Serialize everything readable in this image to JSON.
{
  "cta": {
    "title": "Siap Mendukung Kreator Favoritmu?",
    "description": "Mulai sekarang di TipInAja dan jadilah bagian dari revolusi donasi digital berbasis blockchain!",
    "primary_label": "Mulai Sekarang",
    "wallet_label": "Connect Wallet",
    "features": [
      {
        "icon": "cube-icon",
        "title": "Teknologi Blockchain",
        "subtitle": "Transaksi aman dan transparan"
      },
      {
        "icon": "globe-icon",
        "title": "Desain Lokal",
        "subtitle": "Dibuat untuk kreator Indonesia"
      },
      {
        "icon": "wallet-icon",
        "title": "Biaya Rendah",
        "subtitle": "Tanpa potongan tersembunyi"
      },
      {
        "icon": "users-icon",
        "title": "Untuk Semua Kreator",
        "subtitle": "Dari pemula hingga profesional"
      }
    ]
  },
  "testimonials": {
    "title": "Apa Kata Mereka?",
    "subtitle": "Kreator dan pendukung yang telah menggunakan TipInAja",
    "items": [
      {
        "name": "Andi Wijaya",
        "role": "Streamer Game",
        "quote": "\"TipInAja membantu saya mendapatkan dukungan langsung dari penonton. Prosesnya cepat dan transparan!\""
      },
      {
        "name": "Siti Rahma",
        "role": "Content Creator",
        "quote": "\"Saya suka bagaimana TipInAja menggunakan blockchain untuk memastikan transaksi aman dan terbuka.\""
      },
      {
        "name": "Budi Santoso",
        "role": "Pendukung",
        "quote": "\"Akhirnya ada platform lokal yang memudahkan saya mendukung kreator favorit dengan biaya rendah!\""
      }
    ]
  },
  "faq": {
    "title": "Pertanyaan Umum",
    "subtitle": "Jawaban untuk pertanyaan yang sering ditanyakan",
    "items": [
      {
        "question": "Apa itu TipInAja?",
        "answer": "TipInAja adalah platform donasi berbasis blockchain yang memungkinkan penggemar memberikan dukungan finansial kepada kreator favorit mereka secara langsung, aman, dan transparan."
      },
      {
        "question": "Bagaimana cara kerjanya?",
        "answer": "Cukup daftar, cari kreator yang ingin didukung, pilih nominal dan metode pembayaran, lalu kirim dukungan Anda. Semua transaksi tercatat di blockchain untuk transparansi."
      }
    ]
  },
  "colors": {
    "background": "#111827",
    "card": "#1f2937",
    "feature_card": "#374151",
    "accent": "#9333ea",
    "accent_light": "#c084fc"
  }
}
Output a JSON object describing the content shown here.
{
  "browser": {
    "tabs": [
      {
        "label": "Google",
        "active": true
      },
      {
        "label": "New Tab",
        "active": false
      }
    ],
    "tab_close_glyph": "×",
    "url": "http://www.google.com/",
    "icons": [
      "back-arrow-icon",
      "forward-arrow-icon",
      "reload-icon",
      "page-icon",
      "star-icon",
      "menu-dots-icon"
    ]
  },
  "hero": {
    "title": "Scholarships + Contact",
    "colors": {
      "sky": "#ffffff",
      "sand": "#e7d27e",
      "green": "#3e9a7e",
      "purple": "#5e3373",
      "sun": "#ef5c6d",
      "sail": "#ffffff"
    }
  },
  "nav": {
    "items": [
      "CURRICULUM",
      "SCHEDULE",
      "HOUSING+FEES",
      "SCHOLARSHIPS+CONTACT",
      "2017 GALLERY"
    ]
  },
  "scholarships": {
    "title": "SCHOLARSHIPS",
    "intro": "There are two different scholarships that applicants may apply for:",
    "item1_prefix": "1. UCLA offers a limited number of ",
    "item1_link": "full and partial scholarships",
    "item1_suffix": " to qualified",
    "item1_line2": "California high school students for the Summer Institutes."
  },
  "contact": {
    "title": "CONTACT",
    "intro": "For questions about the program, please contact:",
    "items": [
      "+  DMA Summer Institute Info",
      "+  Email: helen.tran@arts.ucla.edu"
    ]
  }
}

──────────────────────────────

• [INSTRUCTIONS TO FOLLOW]:
Retype all of the material, keeping each line exact.

• [TASK SOLUTION]:
Serialize everything readable in this image to JSON.
{
  "cta": {
    "title": "Siap Mendukung Kreator Favoritmu?",
    "description": "Mulai sekarang di TipInAja dan jadilah bagian dari revolusi donasi digital berbasis blockchain!",
    "primary_label": "Mulai Sekarang",
    "wallet_label": "Connect Wallet",
    "features": [
      {
        "icon": "cube-icon",
        "title": "Teknologi Blockchain",
        "subtitle": "Transaksi aman dan transparan"
      },
      {
        "icon": "globe-icon",
        "title": "Desain Lokal",
        "subtitle": "Dibuat untuk kreator Indonesia"
      },
      {
        "icon": "wallet-icon",
        "title": "Biaya Rendah",
        "subtitle": "Tanpa potongan tersembunyi"
      },
      {
        "icon": "users-icon",
        "title": "Untuk Semua Kreator",
        "subtitle": "Dari pemula hingga profesional"
      }
    ]
  },
  "testimonials": {
    "title": "Apa Kata Mereka?",
    "subtitle": "Kreator dan pendukung yang telah menggunakan TipInAja",
    "items": [
      {
        "name": "Andi Wijaya",
        "role": "Streamer Game",
        "quote": "\"TipInAja membantu saya mendapatkan dukungan langsung dari penonton. Prosesnya cepat dan transparan!\""
      },
      {
        "name": "Siti Rahma",
        "role": "Content Creator",
        "quote": "\"Saya suka bagaimana TipInAja menggunakan blockchain untuk memastikan transaksi aman dan terbuka.\""
      },
      {
        "name": "Budi Santoso",
        "role": "Pendukung",
        "quote": "\"Akhirnya ada platform lokal yang memudahkan saya mendukung kreator favorit dengan biaya rendah!\""
      }
    ]
  },
  "faq": {
    "title": "Pertanyaan Umum",
    "subtitle": "Jawaban untuk pertanyaan yang sering ditanyakan",
    "items": [
      {
        "question": "Apa itu TipInAja?",
        "answer": "TipInAja adalah platform donasi berbasis blockchain yang memungkinkan penggemar memberikan dukungan finansial kepada kreator favorit mereka secara langsung, aman, dan transparan."
      },
      {
        "question": "Bagaimana cara kerjanya?",
        "answer": "Cukup daftar, cari kreator yang ingin didukung, pilih nominal dan metode pembayaran, lalu kirim dukungan Anda. Semua transaksi tercatat di blockchain untuk transparansi."
      }
    ]
  },
  "colors": {
    "background": "#111827",
    "card": "#1f2937",
    "feature_card": "#374151",
    "accent": "#9333ea",
    "accent_light": "#c084fc"
  }
}
Output a JSON object describing the content shown here.
{
  "browser": {
    "tabs": [
      {
        "label": "Google",
        "active": true
      },
      {
        "label": "New Tab",
        "active": false
      }
    ],
    "tab_close_glyph": "×",
    "url": "http://www.google.com/",
    "icons": [
      "back-arrow-icon",
      "forward-arrow-icon",
      "reload-icon",
      "page-icon",
      "star-icon",
      "menu-dots-icon"
    ]
  },
  "hero": {
    "title": "Scholarships + Contact",
    "colors": {
      "sky": "#ffffff",
      "sand": "#e7d27e",
      "green": "#3e9a7e",
      "purple": "#5e3373",
      "sun": "#ef5c6d",
      "sail": "#ffffff"
    }
  },
  "nav": {
    "items": [
      "CURRICULUM",
      "SCHEDULE",
      "HOUSING+FEES",
      "SCHOLARSHIPS+CONTACT",
      "2017 GALLERY"
    ]
  },
  "scholarships": {
    "title": "SCHOLARSHIPS",
    "intro": "There are two different scholarships that applicants may apply for:",
    "item1_prefix": "1. UCLA offers a limited number of ",
    "item1_link": "full and partial scholarships",
    "item1_suffix": " to qualified",
    "item1_line2": "California high school students for the Summer Institutes."
  },
  "contact": {
    "title": "CONTACT",
    "intro": "For questions about the program, please contact:",
    "items": [
      "+  DMA Summer Institute Info",
      "+  Email: helen.tran@arts.ucla.edu"
    ]
  }
}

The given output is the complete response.